[Aim] Go through the listing and return every line with "content" in it.

[Provided entries]
····················

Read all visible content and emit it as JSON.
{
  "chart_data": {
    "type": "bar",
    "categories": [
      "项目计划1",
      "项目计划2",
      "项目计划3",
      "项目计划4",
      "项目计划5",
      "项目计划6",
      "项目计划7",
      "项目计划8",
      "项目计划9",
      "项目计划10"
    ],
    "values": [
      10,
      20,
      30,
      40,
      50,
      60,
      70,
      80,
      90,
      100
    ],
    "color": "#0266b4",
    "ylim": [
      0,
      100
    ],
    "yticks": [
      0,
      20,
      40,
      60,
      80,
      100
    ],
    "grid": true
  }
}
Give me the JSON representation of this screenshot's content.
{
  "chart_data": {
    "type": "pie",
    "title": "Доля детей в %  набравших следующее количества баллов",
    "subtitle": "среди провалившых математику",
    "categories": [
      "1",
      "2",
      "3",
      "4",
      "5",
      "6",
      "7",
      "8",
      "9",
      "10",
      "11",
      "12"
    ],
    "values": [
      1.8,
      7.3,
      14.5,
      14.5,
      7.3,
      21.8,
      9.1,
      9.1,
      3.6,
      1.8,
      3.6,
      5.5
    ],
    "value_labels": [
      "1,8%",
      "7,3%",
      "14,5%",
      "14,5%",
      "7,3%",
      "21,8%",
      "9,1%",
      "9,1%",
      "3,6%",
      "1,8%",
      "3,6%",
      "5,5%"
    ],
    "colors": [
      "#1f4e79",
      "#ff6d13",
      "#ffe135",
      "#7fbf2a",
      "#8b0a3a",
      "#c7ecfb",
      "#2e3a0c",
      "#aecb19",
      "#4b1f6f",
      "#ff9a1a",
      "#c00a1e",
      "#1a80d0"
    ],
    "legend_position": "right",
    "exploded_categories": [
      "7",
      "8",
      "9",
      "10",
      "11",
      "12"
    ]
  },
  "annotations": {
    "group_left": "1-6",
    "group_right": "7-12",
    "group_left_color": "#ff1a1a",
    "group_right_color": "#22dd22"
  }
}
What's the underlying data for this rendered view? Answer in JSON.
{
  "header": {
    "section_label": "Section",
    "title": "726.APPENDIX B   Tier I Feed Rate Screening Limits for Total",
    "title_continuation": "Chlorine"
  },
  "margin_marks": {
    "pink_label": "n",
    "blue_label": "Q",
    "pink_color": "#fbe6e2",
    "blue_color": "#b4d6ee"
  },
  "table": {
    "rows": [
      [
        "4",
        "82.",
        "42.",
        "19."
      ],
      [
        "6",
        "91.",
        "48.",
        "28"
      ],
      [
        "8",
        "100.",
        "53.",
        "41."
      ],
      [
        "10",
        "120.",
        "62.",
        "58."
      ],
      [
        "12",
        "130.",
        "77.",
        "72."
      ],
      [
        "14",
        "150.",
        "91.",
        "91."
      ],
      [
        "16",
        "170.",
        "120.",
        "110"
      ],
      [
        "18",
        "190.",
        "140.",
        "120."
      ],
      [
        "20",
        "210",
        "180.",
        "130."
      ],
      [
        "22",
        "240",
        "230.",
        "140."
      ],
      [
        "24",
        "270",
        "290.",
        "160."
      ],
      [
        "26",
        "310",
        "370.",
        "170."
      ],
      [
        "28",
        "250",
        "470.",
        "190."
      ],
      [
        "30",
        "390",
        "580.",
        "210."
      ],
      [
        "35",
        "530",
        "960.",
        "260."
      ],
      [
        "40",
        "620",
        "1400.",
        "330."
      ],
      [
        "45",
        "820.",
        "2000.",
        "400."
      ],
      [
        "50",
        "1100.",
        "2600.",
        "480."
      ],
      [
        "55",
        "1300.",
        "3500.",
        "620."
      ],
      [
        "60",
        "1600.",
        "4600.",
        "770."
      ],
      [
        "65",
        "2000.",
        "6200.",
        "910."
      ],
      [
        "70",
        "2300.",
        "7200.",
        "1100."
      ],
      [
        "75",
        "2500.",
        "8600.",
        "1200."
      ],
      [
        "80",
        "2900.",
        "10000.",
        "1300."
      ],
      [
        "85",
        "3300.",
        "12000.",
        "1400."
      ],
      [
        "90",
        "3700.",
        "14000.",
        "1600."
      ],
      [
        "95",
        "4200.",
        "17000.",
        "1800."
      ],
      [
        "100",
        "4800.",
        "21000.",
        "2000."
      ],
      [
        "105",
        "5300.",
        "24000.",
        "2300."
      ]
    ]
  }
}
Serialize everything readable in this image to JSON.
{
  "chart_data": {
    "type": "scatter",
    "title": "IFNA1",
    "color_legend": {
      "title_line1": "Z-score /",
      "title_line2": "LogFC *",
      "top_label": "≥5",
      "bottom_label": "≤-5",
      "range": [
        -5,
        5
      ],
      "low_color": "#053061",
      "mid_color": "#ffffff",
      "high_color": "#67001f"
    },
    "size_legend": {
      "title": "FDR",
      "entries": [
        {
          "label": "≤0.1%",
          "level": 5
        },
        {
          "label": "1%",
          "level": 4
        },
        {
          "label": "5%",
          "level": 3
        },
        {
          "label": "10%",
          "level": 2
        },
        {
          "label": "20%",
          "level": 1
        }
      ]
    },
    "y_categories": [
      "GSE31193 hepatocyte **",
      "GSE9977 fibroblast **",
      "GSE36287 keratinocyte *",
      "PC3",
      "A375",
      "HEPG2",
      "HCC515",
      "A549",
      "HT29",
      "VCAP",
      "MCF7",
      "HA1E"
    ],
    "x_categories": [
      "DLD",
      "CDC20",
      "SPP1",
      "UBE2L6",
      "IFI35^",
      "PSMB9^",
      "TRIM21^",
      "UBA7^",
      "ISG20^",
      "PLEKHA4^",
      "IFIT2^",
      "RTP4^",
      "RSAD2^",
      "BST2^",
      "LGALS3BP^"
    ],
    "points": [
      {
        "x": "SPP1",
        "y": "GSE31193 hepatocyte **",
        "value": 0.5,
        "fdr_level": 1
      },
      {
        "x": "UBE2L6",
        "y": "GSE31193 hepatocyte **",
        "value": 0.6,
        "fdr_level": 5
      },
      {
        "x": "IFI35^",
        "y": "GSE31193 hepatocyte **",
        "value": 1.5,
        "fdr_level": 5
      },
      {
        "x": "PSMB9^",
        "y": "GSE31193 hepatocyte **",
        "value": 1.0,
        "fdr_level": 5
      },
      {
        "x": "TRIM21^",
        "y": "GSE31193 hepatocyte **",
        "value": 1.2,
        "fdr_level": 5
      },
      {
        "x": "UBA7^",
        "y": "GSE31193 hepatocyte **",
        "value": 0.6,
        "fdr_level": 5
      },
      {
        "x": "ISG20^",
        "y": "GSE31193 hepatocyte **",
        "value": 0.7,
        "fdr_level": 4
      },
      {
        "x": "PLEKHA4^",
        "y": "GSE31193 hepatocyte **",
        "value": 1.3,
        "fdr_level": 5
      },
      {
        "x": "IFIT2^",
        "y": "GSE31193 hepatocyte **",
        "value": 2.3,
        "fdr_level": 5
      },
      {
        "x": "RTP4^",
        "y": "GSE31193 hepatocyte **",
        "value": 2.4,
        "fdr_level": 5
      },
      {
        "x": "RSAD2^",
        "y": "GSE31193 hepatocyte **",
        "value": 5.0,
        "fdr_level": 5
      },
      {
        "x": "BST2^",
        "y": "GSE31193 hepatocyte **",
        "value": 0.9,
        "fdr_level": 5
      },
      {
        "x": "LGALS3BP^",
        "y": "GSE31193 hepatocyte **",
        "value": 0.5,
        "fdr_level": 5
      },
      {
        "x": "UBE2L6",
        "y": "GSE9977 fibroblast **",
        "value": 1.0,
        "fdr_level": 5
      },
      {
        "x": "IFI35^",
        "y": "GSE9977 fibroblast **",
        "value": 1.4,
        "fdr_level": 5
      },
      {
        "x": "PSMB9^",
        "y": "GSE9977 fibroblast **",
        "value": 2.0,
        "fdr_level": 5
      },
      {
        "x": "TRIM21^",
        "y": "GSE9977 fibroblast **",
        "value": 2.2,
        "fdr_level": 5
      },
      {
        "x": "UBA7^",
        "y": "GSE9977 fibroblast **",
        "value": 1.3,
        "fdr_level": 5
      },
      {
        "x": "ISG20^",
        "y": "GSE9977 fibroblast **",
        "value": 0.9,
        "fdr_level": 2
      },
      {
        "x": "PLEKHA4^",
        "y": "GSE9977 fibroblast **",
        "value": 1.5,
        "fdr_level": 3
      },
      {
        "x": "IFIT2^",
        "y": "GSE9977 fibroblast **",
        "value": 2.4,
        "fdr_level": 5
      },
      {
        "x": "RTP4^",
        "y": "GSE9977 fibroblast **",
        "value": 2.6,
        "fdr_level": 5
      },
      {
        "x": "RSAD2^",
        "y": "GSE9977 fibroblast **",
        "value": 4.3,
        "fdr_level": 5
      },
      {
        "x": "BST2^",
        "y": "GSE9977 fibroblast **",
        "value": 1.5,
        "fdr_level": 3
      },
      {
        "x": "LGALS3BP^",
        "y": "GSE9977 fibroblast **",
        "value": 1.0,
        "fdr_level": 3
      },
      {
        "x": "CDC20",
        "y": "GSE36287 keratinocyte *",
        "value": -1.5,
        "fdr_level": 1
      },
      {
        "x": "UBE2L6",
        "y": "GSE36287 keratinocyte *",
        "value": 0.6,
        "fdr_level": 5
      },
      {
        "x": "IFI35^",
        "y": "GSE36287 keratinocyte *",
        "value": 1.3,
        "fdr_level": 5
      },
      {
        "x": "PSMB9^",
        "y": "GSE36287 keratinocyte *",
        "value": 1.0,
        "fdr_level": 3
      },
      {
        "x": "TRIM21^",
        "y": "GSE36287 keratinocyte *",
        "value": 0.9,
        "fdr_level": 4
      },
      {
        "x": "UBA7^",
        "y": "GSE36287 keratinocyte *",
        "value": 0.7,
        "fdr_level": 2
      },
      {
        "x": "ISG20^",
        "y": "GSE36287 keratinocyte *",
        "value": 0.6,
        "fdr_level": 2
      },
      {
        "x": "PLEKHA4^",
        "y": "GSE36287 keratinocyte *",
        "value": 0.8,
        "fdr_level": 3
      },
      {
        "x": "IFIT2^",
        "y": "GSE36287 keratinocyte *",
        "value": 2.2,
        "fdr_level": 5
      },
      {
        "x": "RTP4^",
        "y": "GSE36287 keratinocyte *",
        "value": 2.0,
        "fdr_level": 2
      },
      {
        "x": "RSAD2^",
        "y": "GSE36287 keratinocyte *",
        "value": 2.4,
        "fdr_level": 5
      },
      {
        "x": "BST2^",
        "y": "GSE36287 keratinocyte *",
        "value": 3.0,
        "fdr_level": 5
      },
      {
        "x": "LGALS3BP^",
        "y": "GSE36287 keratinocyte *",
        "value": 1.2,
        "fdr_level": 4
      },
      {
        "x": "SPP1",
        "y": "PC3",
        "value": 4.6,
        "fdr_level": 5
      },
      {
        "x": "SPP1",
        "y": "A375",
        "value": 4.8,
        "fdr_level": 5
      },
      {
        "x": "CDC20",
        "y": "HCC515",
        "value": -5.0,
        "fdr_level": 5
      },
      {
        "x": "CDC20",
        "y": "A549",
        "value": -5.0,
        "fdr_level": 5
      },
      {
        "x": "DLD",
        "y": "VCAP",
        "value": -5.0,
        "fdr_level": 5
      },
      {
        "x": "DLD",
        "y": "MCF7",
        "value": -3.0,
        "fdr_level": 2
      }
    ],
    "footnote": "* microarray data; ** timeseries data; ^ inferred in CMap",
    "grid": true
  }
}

····················

[Answer to the exercise]
Read all visible content and emit it as JSON.
Give me the JSON representation of this screenshot's content.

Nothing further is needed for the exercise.